> _TASK INSTRUCTIONS_
Could you filter the data below down to the lines that hold the word "Fiber"?

> _Records contained in a dataset_
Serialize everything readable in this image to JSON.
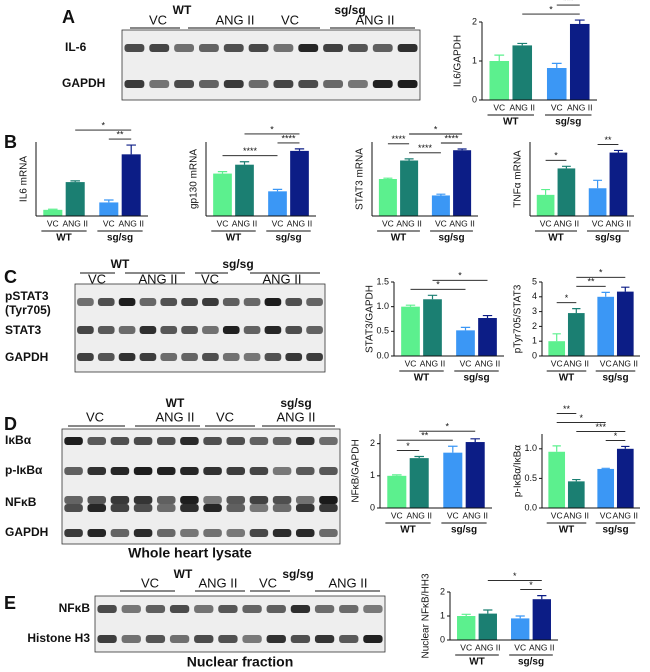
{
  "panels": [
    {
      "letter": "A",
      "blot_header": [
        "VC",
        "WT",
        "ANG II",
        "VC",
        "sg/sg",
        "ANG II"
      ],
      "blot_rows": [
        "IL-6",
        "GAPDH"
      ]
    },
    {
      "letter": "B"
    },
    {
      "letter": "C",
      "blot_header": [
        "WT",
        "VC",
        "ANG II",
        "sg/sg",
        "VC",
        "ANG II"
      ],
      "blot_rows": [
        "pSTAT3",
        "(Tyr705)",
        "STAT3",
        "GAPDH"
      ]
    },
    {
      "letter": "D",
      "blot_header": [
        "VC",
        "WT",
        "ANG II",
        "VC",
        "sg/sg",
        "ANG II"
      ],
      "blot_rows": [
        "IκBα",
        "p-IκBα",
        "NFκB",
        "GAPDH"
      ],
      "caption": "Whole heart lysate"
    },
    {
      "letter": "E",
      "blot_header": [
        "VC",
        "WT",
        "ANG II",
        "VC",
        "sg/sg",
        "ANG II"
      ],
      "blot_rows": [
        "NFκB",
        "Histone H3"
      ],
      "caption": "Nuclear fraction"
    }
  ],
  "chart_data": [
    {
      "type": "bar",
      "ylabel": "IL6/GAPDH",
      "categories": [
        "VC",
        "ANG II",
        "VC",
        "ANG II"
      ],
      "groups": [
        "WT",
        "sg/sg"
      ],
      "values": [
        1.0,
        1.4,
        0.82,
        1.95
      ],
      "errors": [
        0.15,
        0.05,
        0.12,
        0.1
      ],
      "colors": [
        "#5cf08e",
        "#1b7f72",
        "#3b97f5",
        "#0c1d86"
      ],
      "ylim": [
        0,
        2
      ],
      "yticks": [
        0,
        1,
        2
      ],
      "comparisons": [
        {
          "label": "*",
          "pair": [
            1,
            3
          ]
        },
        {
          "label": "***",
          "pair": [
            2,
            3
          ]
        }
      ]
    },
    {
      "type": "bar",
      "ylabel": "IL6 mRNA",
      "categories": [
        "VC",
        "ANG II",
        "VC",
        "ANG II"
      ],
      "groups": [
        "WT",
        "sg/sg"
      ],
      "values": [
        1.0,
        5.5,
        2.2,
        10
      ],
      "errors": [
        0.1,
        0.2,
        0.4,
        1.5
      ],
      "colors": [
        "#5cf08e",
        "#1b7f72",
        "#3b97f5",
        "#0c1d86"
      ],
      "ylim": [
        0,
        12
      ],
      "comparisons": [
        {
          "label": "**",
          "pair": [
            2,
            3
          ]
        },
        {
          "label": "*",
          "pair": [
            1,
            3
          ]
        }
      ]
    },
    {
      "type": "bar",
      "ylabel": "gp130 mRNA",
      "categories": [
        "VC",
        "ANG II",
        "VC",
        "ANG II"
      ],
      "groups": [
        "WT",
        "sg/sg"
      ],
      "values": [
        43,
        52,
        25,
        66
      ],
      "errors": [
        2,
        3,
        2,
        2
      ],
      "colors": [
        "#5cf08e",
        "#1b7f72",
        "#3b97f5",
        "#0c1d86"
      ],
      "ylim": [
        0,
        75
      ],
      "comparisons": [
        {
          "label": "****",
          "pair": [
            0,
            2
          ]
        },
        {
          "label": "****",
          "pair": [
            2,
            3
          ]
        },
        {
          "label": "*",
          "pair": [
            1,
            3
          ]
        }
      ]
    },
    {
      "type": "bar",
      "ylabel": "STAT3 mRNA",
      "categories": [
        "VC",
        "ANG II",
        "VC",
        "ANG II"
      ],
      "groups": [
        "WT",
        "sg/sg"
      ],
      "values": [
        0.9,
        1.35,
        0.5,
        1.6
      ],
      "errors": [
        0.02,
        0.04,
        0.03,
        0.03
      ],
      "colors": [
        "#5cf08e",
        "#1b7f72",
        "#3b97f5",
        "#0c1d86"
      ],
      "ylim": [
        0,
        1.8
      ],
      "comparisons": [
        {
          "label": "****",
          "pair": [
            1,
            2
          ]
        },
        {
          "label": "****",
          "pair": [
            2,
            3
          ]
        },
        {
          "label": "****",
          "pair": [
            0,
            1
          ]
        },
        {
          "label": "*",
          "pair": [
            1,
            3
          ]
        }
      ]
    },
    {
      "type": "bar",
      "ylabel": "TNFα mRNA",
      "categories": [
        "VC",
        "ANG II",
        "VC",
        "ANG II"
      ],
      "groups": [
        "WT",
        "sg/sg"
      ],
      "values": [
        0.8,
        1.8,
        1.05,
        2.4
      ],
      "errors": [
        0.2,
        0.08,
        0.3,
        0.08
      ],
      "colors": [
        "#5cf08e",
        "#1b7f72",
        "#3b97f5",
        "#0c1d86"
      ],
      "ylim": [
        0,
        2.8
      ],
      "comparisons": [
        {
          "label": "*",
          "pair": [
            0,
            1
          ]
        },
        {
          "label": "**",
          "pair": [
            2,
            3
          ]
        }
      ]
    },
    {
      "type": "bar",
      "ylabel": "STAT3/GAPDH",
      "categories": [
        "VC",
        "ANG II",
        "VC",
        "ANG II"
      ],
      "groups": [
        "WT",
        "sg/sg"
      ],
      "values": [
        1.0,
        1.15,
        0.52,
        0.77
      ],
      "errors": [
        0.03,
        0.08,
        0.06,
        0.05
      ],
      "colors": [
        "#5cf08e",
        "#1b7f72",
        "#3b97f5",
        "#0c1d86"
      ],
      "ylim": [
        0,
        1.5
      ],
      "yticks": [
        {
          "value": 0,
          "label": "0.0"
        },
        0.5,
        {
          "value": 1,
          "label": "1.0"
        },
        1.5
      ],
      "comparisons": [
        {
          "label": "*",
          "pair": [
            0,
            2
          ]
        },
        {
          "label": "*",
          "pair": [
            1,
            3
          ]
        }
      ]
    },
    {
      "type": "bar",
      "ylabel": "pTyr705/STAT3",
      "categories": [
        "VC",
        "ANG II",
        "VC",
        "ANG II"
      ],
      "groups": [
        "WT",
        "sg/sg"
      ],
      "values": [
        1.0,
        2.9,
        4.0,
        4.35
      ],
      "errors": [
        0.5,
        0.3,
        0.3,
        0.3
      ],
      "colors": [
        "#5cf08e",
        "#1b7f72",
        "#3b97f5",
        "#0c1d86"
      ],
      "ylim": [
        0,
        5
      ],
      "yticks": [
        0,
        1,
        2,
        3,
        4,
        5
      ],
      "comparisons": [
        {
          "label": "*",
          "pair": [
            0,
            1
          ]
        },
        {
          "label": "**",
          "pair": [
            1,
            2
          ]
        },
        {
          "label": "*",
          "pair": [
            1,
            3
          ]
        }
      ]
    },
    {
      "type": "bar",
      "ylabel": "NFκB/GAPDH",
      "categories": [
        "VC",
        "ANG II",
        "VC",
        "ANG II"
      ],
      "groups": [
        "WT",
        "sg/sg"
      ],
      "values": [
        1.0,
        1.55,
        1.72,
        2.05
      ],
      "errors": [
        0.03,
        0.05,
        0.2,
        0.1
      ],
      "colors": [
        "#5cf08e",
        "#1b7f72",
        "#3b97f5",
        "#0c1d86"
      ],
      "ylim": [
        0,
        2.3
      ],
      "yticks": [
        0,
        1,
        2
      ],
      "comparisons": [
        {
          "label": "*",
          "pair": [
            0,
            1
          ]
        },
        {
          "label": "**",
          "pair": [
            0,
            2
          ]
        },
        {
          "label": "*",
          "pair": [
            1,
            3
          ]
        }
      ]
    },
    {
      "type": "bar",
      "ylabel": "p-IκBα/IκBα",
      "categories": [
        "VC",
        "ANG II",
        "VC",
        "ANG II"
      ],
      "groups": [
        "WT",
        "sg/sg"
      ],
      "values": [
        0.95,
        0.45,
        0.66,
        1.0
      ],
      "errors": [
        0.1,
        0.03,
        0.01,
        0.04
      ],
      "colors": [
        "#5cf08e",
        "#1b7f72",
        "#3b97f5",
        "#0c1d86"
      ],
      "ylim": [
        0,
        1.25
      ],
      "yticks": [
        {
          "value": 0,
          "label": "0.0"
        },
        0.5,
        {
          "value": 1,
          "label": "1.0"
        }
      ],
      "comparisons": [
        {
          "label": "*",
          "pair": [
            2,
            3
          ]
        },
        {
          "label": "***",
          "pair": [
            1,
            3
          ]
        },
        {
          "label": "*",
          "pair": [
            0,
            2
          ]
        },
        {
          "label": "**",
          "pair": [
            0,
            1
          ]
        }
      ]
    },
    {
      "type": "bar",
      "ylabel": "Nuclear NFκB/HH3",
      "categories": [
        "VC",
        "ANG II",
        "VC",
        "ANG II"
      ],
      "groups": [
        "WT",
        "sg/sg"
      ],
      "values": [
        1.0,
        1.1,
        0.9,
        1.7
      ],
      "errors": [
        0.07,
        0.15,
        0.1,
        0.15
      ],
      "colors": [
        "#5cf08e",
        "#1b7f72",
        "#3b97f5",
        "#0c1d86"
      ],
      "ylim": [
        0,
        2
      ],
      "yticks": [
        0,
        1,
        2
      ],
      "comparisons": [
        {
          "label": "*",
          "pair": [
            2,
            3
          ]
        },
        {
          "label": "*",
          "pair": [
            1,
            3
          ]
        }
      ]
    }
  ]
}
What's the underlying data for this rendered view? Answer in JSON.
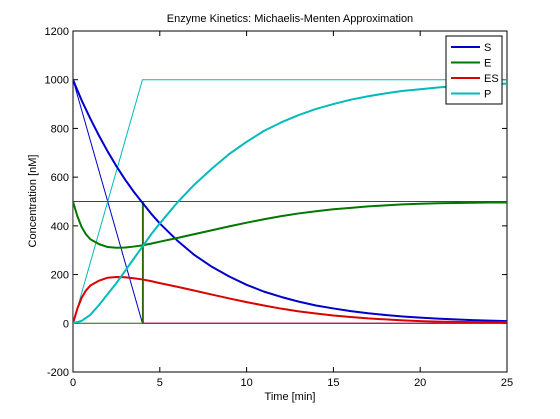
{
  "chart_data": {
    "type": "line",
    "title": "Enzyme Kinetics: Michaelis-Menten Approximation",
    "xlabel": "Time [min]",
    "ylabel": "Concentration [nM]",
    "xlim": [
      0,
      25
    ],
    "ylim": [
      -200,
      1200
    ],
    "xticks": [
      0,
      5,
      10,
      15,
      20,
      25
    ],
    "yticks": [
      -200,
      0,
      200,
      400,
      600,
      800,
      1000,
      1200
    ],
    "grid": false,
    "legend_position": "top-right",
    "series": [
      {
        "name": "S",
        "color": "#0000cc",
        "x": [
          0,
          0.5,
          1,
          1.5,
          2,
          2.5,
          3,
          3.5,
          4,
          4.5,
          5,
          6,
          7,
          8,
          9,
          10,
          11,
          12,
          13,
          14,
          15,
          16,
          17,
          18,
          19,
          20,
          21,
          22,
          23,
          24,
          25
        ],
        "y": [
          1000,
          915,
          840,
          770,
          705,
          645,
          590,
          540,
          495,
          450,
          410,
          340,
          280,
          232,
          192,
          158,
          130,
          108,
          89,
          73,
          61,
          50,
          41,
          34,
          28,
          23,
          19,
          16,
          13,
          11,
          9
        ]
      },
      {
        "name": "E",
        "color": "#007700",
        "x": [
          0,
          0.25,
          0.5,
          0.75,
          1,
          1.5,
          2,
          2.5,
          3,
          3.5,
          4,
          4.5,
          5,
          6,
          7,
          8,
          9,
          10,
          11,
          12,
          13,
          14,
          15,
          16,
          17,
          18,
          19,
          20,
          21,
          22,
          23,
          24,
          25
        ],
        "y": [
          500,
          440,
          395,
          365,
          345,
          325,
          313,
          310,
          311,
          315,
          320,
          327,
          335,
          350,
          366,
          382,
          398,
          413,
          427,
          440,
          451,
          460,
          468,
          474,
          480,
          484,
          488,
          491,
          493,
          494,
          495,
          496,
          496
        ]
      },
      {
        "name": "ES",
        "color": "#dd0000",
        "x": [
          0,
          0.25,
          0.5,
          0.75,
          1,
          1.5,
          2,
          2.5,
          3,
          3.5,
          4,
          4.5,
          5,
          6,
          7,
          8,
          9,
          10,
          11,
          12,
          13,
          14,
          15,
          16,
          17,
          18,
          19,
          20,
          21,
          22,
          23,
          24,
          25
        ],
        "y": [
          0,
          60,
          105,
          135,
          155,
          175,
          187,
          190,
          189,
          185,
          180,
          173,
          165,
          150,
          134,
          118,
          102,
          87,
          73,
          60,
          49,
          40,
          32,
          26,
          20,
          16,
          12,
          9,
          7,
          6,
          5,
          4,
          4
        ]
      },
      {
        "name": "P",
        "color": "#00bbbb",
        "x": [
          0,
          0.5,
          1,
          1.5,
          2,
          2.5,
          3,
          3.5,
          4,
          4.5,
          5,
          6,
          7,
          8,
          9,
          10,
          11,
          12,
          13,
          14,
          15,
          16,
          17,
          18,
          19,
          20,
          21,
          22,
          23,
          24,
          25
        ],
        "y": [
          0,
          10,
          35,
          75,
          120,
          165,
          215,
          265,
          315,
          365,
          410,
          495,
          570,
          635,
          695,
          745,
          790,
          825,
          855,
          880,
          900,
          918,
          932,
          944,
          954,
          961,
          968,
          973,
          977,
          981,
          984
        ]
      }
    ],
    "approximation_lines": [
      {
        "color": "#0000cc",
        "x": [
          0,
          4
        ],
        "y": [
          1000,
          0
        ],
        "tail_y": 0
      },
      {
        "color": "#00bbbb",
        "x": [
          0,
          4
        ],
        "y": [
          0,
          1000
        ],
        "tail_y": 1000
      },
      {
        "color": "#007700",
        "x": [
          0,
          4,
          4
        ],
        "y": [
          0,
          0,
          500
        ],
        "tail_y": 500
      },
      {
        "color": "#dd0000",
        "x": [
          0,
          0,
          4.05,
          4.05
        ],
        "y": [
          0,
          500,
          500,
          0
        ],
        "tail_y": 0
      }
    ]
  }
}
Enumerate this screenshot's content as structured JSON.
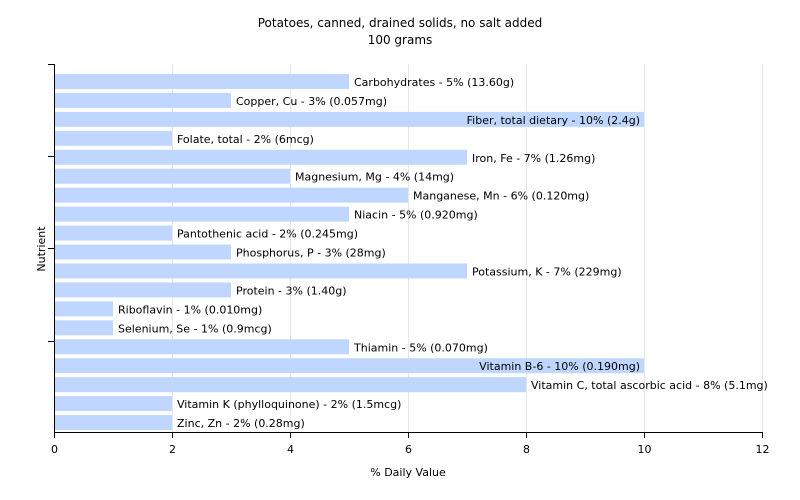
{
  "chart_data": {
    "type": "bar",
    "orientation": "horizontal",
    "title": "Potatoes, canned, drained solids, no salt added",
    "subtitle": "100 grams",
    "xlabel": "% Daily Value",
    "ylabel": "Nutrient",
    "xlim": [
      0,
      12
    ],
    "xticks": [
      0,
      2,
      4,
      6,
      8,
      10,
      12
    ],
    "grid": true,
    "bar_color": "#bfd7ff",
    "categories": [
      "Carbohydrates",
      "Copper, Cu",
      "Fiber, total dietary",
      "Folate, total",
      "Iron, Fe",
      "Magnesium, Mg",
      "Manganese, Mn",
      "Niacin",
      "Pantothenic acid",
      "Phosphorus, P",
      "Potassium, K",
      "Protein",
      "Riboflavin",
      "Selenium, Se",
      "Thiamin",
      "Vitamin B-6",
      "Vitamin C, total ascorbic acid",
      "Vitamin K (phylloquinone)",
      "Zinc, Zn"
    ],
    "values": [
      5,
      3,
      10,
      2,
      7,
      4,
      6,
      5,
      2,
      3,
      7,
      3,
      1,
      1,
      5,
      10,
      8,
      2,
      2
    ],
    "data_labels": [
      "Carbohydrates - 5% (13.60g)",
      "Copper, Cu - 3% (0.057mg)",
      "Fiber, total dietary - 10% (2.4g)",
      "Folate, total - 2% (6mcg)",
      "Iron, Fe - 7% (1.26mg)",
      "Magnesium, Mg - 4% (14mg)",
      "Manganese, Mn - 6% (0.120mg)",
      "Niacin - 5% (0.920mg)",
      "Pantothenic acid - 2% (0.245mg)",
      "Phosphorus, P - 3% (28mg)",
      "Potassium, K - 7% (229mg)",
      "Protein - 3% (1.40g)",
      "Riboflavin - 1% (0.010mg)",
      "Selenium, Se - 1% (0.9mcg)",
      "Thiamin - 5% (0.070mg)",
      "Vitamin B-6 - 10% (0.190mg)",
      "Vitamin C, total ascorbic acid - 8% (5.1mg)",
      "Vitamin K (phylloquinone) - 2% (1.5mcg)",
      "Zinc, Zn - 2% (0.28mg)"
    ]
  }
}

> _WRITTEN SOLUTION_
      "Fiber, total dietary",
      "Fiber, total dietary - 10% (2.4g)",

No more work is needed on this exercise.